_TO DO_
Pull out every line below that holds the word "lists".

_DATA PROVIDED_
------------------------------------------------------------------------

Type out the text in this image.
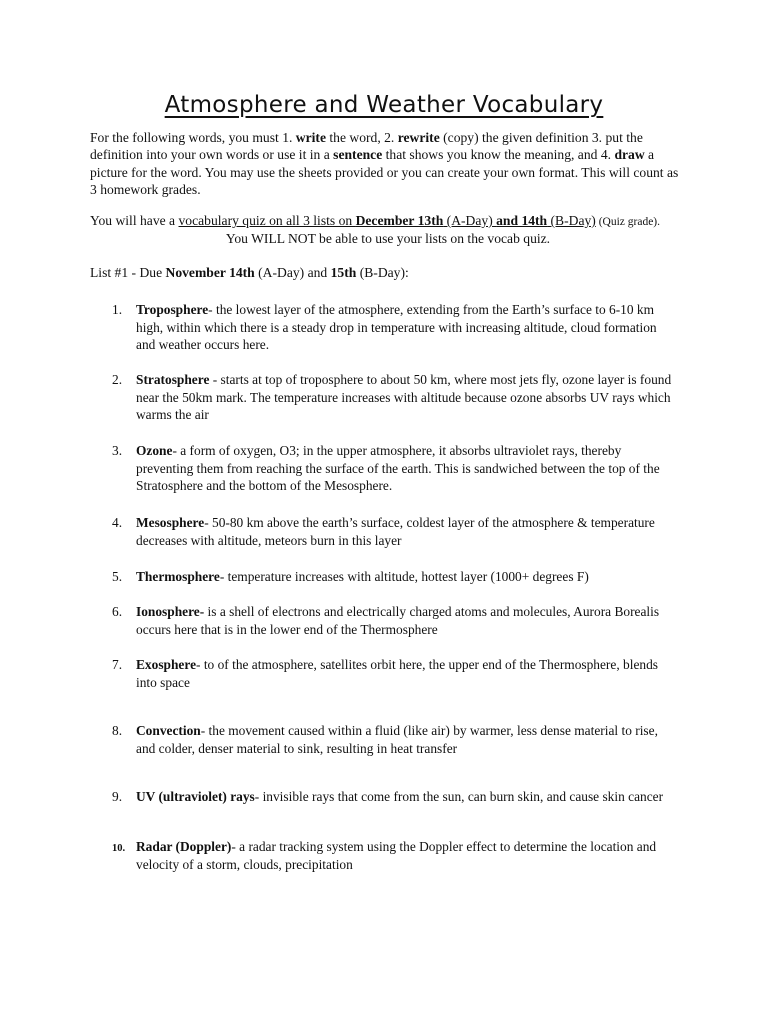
Atmosphere and Weather Vocabulary
For the following words, you must 1. write the word, 2. rewrite (copy) the given definition 3. put the definition into your own words or use it in a sentence that shows you know the meaning, and 4. draw a picture for the word. You may use the sheets provided or you can create your own format. This will count as 3 homework grades.
You will have a vocabulary quiz on all 3 lists on December 13th (A-Day) and 14th (B-Day) (Quiz grade).
You WILL NOT be able to use your lists on the vocab quiz.
List #1 - Due November 14th (A-Day) and 15th (B-Day):
1.	Troposphere- the lowest layer of the atmosphere, extending from the Earth’s surface to 6-10 km high, within which there is a steady drop in temperature with increasing altitude, cloud formation and weather occurs here.
2.	Stratosphere - starts at top of troposphere to about 50 km, where most jets fly, ozone layer is found near the 50km mark. The temperature increases with altitude because ozone absorbs UV rays which warms the air
3.	Ozone- a form of oxygen, O3; in the upper atmosphere, it absorbs ultraviolet rays, thereby preventing them from reaching the surface of the earth. This is sandwiched between the top of the Stratosphere and the bottom of the Mesosphere.
4.	Mesosphere- 50-80 km above the earth’s surface, coldest layer of the atmosphere & temperature decreases with altitude, meteors burn in this layer
5.	Thermosphere- temperature increases with altitude, hottest layer (1000+ degrees F)
6.	Ionosphere- is a shell of electrons and electrically charged atoms and molecules, Aurora Borealis occurs here that is in the lower end of the Thermosphere
7.	Exosphere- to of the atmosphere, satellites orbit here, the upper end of the Thermosphere, blends into space
8.	Convection- the movement caused within a fluid (like air) by warmer, less dense material to rise, and colder, denser material to sink, resulting in heat transfer
9.	UV (ultraviolet) rays- invisible rays that come from the sun, can burn skin, and cause skin cancer
10. Radar (Doppler)- a radar tracking system using the Doppler effect to determine the location and velocity of a storm, clouds, precipitation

------------------------------------------------------------------------

_THE OUTPUT_
You will have a vocabulary quiz on all 3 lists on December 13th (A-Day) and 14th (B-Day) (Quiz grade).
You WILL NOT be able to use your lists on the vocab quiz.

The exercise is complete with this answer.